Data records:
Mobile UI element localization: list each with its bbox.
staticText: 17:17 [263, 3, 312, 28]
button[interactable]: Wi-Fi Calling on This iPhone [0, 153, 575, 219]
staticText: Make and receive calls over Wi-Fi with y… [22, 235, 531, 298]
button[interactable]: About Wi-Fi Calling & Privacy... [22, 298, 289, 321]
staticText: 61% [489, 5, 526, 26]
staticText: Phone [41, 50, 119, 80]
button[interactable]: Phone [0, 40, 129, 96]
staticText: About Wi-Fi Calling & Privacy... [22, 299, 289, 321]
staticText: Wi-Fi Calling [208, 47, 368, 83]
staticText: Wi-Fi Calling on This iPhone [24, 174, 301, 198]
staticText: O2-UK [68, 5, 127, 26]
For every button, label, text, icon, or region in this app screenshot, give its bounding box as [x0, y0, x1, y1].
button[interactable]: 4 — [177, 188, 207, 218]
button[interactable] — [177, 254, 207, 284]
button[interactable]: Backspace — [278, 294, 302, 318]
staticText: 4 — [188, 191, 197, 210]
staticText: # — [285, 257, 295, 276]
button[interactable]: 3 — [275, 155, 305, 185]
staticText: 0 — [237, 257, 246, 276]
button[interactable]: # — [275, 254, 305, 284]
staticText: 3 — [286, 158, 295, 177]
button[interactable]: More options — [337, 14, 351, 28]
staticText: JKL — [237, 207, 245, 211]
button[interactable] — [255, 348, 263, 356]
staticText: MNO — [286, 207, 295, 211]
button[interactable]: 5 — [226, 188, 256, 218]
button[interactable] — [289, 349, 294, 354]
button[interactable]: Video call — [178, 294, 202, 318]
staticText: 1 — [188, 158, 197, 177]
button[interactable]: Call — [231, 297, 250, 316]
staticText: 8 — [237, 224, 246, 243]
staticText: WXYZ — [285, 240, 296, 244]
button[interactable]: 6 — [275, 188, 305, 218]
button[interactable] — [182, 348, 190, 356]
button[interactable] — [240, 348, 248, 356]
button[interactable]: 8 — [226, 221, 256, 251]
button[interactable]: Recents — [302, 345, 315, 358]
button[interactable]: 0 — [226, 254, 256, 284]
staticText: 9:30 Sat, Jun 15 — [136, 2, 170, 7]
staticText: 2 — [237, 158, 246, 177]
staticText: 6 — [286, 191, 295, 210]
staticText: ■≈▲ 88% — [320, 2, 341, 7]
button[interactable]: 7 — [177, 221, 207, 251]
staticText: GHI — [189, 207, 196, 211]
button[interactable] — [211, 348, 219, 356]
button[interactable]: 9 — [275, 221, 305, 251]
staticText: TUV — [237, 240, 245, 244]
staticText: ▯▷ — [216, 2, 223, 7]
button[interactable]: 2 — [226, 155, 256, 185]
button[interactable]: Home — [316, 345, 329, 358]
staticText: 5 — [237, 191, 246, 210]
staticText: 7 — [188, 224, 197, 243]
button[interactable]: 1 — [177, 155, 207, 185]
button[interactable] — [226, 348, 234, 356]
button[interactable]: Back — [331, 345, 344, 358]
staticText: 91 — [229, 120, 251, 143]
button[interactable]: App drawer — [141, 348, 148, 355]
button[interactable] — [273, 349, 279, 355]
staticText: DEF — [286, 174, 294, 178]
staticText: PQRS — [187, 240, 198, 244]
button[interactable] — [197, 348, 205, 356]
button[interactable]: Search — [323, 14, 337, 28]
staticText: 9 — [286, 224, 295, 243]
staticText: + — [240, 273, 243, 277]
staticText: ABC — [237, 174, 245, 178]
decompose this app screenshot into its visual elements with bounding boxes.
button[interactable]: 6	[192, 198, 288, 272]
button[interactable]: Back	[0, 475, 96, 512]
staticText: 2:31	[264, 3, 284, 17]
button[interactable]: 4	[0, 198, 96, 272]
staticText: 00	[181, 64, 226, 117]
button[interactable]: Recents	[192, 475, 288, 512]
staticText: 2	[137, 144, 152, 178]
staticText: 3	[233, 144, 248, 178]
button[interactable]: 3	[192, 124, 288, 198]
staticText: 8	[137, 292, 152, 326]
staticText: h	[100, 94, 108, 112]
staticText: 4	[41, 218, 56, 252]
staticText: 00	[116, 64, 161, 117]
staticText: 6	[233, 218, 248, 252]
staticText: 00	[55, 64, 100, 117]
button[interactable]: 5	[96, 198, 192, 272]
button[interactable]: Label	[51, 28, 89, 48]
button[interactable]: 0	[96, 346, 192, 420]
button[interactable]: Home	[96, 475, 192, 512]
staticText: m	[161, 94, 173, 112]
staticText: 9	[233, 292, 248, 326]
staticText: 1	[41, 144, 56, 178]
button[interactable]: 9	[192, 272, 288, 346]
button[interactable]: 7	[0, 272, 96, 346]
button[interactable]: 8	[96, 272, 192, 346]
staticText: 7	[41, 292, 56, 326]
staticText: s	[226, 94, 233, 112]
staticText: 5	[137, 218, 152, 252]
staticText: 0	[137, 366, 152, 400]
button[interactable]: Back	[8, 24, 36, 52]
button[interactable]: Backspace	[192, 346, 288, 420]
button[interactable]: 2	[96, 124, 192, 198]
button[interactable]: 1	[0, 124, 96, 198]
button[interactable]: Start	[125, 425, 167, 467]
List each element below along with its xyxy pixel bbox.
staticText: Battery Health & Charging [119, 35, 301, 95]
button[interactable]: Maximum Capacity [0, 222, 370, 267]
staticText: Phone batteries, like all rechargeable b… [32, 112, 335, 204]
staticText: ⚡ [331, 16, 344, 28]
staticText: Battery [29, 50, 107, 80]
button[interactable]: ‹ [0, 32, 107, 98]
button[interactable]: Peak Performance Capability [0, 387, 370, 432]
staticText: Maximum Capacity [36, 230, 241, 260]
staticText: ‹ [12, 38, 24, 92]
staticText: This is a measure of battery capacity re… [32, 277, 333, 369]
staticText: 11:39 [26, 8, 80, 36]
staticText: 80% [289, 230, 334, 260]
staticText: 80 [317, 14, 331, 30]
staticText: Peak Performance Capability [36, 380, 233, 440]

Task ::
Format the rows from the first line through the line containing "staticText: Make and" as a numbered list, both ends included and blank lines omitted.

Answer to the exercise ::
1. Mobile UI element localization: list each with its bbox.
2. staticText: 17:17 [263, 3, 312, 28]
3. button[interactable]: Wi-Fi Calling on This iPhone [0, 153, 575, 219]
4. staticText: Make and receive calls over Wi-Fi with y… [22, 235, 531, 298]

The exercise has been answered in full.